§ Task goal:
How many lines of the records below contain the word "structure"? Answer with the number alone.

§ Provided data:
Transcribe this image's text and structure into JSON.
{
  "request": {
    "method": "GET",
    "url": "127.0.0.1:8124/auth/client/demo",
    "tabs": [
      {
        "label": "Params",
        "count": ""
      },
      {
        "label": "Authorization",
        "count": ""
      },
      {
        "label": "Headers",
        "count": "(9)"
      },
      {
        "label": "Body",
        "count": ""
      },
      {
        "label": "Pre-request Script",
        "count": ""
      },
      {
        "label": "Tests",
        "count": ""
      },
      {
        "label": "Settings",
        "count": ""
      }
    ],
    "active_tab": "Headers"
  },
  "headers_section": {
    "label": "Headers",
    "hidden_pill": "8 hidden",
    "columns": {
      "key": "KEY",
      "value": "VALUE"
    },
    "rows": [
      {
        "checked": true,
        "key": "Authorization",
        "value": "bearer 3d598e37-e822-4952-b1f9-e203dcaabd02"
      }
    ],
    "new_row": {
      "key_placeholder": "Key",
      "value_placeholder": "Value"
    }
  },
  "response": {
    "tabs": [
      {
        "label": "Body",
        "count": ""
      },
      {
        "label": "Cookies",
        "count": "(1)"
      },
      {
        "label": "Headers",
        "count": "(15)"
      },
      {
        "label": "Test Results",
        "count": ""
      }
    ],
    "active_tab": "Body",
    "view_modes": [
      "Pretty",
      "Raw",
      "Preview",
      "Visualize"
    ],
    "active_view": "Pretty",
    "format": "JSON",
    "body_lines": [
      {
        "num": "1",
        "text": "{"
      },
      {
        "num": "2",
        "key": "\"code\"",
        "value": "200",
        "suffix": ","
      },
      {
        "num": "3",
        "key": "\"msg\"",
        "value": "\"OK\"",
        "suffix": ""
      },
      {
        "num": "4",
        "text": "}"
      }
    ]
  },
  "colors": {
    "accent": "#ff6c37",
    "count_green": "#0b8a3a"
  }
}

* * *

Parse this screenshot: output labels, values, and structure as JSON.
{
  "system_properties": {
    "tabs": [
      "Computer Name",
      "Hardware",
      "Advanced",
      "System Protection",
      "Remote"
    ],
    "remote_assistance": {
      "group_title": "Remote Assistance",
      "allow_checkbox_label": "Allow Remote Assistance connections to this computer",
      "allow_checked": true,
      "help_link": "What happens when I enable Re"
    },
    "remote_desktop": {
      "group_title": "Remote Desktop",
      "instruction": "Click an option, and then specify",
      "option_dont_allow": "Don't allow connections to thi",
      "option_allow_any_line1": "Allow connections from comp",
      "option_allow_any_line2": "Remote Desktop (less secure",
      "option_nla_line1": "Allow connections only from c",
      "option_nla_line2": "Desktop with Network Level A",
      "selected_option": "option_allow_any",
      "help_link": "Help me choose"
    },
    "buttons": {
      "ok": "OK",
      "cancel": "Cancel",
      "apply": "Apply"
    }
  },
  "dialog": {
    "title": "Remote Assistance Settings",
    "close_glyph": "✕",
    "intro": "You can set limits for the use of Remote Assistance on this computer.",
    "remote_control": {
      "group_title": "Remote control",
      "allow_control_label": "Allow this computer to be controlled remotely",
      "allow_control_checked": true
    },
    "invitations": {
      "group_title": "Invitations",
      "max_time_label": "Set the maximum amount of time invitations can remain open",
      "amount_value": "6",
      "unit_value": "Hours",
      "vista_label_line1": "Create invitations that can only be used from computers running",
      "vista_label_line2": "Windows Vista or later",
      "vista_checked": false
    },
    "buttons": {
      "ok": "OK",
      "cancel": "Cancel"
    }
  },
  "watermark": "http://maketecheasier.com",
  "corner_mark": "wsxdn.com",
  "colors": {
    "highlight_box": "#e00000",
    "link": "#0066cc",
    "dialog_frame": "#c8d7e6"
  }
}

§ Reply to the exercise:
2